[Start of Supplied data]

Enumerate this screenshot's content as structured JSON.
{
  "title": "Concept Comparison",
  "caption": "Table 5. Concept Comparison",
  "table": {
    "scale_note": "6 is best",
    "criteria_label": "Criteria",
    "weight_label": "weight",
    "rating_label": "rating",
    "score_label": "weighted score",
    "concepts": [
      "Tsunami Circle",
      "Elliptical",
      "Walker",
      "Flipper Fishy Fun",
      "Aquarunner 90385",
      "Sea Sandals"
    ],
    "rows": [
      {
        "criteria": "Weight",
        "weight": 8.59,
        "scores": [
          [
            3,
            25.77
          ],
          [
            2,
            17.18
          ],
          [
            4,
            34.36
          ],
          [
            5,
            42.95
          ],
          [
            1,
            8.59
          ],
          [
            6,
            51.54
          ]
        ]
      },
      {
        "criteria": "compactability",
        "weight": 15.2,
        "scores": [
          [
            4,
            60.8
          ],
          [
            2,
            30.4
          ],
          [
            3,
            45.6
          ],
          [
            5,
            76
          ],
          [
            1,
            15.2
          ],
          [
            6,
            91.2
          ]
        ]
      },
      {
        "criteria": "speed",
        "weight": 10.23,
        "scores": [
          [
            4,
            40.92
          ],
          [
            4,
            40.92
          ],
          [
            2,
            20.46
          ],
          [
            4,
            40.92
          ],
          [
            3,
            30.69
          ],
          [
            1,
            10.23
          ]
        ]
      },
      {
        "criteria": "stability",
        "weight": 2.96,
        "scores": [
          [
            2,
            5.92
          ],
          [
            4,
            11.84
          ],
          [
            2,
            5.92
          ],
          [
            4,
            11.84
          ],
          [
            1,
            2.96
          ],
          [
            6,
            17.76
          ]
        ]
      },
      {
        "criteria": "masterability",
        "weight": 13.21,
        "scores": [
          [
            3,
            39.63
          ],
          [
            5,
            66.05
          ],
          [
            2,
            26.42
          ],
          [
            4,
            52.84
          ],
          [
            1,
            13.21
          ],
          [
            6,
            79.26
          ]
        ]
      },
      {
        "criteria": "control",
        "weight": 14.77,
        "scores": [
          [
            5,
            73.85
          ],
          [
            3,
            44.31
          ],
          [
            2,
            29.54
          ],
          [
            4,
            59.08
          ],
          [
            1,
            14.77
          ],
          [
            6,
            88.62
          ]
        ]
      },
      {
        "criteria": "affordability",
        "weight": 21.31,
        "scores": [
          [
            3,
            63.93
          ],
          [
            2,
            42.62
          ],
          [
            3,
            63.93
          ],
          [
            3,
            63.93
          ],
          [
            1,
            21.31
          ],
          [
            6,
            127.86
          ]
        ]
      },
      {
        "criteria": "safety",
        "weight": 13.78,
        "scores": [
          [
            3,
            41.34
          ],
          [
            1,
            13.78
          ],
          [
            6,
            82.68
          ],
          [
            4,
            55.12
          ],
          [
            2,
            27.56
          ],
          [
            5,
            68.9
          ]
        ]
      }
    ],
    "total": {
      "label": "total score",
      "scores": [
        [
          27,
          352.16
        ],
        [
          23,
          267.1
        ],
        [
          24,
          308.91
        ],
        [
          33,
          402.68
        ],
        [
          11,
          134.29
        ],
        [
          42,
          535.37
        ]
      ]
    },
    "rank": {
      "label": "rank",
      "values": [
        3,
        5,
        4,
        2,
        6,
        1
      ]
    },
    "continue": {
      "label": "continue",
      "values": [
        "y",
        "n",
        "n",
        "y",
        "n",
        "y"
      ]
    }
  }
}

[End of Supplied data]

Stated exercise
Each line of the listing above should be output exactly.

Answer to the problem
Enumerate this screenshot's content as structured JSON.
{
  "title": "Concept Comparison",
  "caption": "Table 5. Concept Comparison",
  "table": {
    "scale_note": "6 is best",
    "criteria_label": "Criteria",
    "weight_label": "weight",
    "rating_label": "rating",
    "score_label": "weighted score",
    "concepts": [
      "Tsunami Circle",
      "Elliptical",
      "Walker",
      "Flipper Fishy Fun",
      "Aquarunner 90385",
      "Sea Sandals"
    ],
    "rows": [
      {
        "criteria": "Weight",
        "weight": 8.59,
        "scores": [
          [
            3,
            25.77
          ],
          [
            2,
            17.18
          ],
          [
            4,
            34.36
          ],
          [
            5,
            42.95
          ],
          [
            1,
            8.59
          ],
          [
            6,
            51.54
          ]
        ]
      },
      {
        "criteria": "compactability",
        "weight": 15.2,
        "scores": [
          [
            4,
            60.8
          ],
          [
            2,
            30.4
          ],
          [
            3,
            45.6
          ],
          [
            5,
            76
          ],
          [
            1,
            15.2
          ],
          [
            6,
            91.2
          ]
        ]
      },
      {
        "criteria": "speed",
        "weight": 10.23,
        "scores": [
          [
            4,
            40.92
          ],
          [
            4,
            40.92
          ],
          [
            2,
            20.46
          ],
          [
            4,
            40.92
          ],
          [
            3,
            30.69
          ],
          [
            1,
            10.23
          ]
        ]
      },
      {
        "criteria": "stability",
        "weight": 2.96,
        "scores": [
          [
            2,
            5.92
          ],
          [
            4,
            11.84
          ],
          [
            2,
            5.92
          ],
          [
            4,
            11.84
          ],
          [
            1,
            2.96
          ],
          [
            6,
            17.76
          ]
        ]
      },
      {
        "criteria": "masterability",
        "weight": 13.21,
        "scores": [
          [
            3,
            39.63
          ],
          [
            5,
            66.05
          ],
          [
            2,
            26.42
          ],
          [
            4,
            52.84
          ],
          [
            1,
            13.21
          ],
          [
            6,
            79.26
          ]
        ]
      },
      {
        "criteria": "control",
        "weight": 14.77,
        "scores": [
          [
            5,
            73.85
          ],
          [
            3,
            44.31
          ],
          [
            2,
            29.54
          ],
          [
            4,
            59.08
          ],
          [
            1,
            14.77
          ],
          [
            6,
            88.62
          ]
        ]
      },
      {
        "criteria": "affordability",
        "weight": 21.31,
        "scores": [
          [
            3,
            63.93
          ],
          [
            2,
            42.62
          ],
          [
            3,
            63.93
          ],
          [
            3,
            63.93
          ],
          [
            1,
            21.31
          ],
          [
            6,
            127.86
          ]
        ]
      },
      {
        "criteria": "safety",
        "weight": 13.78,
        "scores": [
          [
            3,
            41.34
          ],
          [
            1,
            13.78
          ],
          [
            6,
            82.68
          ],
          [
            4,
            55.12
          ],
          [
            2,
            27.56
          ],
          [
            5,
            68.9
          ]
        ]
      }
    ],
    "total": {
      "label": "total score",
      "scores": [
        [
          27,
          352.16
        ],
        [
          23,
          267.1
        ],
        [
          24,
          308.91
        ],
        [
          33,
          402.68
        ],
        [
          11,
          134.29
        ],
        [
          42,
          535.37
        ]
      ]
    },
    "rank": {
      "label": "rank",
      "values": [
        3,
        5,
        4,
        2,
        6,
        1
      ]
    },
    "continue": {
      "label": "continue",
      "values": [
        "y",
        "n",
        "n",
        "y",
        "n",
        "y"
      ]
    }
  }
}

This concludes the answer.